== Provided material ==
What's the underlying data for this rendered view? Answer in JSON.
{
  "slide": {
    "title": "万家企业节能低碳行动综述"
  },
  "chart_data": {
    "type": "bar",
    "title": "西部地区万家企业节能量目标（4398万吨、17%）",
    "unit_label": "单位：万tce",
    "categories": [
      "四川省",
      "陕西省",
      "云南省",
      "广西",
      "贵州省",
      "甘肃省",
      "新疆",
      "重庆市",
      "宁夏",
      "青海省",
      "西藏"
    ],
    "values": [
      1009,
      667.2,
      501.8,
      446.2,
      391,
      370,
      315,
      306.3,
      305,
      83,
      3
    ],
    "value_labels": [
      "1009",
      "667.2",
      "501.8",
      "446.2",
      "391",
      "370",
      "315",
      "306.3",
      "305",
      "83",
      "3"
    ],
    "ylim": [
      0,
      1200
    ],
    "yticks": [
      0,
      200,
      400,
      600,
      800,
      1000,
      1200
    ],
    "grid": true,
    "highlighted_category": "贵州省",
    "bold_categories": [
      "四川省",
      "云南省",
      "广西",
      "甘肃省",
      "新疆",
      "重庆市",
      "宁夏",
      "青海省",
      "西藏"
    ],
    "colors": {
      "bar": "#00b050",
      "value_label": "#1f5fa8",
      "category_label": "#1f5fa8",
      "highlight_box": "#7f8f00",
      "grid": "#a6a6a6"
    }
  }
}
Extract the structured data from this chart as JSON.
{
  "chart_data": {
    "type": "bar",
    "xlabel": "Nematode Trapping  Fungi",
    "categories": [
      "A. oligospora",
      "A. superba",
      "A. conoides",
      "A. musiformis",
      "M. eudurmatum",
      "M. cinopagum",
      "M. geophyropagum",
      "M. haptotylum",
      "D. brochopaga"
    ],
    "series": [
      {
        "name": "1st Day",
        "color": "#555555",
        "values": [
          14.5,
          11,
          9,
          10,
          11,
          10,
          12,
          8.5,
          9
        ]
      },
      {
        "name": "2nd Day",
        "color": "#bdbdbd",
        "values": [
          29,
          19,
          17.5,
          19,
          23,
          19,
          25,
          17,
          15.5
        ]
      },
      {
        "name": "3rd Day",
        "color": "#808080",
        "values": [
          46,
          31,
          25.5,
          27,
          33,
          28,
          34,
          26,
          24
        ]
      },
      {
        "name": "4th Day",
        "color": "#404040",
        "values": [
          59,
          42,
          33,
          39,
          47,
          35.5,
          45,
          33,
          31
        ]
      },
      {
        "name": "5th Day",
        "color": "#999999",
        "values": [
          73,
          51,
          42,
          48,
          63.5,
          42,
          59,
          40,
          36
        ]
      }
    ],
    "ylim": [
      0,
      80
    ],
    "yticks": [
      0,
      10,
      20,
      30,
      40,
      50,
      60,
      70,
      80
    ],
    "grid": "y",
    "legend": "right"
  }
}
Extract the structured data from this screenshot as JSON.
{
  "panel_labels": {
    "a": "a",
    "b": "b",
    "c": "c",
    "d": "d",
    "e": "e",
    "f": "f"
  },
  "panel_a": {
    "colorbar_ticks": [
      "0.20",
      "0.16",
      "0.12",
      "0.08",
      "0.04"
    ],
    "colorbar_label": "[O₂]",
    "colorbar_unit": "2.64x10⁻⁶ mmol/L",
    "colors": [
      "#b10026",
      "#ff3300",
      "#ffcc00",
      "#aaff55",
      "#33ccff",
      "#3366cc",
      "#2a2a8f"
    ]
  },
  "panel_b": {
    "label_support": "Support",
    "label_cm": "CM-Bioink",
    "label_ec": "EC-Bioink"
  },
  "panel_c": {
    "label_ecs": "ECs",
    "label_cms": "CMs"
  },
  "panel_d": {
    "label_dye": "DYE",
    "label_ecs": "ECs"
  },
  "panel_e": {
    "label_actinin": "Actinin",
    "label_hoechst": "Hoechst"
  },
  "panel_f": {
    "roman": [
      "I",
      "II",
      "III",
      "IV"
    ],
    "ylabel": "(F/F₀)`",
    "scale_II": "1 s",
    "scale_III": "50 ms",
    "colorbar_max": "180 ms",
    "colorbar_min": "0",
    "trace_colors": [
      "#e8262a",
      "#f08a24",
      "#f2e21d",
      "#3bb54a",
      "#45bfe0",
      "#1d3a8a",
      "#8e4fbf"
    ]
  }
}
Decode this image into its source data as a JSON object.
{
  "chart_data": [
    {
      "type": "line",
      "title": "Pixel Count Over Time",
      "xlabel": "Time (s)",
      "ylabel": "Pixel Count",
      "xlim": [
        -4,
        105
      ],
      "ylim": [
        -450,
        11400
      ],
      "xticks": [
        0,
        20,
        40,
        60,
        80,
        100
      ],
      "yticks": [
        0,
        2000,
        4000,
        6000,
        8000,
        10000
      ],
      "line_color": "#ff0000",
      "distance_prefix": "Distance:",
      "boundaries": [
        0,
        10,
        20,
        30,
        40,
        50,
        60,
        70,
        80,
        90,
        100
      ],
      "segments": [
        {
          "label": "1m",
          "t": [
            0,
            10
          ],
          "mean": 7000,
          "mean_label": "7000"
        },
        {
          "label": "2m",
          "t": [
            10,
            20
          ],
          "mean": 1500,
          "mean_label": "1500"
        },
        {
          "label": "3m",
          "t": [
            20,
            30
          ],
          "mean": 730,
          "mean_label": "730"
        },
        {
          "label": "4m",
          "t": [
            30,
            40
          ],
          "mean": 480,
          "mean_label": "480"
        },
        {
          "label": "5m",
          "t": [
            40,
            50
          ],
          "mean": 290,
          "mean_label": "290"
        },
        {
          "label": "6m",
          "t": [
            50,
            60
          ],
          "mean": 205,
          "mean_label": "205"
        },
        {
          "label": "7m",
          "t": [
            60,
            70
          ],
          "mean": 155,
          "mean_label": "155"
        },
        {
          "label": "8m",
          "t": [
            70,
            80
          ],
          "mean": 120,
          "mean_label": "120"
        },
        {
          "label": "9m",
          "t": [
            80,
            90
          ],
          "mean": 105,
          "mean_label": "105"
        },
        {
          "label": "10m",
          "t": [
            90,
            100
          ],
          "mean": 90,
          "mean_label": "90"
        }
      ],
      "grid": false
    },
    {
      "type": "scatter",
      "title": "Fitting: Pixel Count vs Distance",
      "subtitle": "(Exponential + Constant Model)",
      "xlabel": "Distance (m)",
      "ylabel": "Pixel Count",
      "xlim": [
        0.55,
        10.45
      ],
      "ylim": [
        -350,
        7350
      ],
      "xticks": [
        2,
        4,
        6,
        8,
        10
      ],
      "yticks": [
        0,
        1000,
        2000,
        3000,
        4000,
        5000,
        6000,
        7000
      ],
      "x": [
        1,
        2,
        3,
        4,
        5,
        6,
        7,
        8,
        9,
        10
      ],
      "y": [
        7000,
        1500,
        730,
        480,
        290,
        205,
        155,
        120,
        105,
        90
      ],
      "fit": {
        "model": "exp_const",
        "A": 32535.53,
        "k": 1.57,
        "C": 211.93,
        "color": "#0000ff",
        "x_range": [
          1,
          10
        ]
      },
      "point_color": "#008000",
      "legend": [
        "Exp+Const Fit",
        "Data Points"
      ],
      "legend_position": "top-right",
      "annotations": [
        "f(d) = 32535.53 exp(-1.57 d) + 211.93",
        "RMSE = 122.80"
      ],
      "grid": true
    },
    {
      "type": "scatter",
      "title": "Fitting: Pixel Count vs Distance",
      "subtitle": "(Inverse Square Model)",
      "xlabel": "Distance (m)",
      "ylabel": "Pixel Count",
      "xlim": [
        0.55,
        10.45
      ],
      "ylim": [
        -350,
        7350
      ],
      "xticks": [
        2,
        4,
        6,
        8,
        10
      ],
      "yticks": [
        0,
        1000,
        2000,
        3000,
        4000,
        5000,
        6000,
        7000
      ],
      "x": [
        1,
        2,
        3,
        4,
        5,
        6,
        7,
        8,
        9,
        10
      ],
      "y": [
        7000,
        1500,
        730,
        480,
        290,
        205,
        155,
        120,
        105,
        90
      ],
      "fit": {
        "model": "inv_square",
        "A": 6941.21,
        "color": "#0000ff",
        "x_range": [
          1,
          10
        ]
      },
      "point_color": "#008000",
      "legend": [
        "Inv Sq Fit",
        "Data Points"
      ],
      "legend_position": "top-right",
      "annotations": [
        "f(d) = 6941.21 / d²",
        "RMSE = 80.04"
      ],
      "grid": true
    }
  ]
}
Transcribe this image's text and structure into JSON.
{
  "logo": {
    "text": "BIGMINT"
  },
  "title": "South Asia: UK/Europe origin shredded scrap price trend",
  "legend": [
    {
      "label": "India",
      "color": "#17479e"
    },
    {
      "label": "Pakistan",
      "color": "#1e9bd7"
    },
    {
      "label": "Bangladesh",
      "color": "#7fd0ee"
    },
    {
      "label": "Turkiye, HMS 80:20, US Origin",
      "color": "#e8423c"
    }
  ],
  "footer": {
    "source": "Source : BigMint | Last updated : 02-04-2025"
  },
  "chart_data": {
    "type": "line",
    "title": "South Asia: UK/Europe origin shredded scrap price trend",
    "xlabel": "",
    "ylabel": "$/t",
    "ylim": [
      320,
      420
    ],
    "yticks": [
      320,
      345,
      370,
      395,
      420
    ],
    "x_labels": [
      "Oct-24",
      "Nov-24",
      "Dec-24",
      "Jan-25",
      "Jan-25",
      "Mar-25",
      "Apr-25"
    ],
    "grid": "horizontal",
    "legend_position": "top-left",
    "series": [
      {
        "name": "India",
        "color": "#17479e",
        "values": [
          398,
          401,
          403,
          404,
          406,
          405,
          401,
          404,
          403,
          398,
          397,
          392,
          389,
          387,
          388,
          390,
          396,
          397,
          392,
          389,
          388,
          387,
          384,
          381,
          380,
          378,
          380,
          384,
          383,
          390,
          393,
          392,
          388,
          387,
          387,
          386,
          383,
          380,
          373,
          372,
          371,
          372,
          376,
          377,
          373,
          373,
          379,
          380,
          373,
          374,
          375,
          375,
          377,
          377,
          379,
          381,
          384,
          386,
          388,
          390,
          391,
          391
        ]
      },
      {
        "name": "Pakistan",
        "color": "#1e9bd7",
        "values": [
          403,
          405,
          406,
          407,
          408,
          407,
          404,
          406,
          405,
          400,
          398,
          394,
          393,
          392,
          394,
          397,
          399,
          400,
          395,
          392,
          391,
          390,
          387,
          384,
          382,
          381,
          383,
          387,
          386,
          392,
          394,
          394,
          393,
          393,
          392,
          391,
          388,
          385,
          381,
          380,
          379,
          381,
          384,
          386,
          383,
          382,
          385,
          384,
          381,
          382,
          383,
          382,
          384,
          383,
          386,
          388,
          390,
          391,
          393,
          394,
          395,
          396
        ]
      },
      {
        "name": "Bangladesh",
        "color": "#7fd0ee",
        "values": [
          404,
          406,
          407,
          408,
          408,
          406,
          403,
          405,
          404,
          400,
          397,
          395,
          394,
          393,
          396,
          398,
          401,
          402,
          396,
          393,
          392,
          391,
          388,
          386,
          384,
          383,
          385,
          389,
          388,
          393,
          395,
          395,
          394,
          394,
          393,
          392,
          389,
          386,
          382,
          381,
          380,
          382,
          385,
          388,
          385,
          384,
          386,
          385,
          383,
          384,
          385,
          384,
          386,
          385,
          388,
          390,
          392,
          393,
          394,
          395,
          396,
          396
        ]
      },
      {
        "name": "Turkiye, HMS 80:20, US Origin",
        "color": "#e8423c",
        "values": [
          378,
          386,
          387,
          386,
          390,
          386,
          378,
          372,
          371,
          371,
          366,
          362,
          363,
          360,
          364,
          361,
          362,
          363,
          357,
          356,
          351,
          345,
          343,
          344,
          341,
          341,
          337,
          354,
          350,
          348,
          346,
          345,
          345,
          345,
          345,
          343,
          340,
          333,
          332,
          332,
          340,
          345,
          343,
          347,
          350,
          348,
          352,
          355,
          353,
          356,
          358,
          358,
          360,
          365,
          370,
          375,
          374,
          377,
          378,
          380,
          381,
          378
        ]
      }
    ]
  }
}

== Prompt ==
Using the material above, report each line where "grid" occurs.

== Reply ==
    "grid": true,
      "grid": "#a6a6a6"
    "grid": "y",
      "grid": false
      "grid": true
      "grid": true
    "grid": "horizontal",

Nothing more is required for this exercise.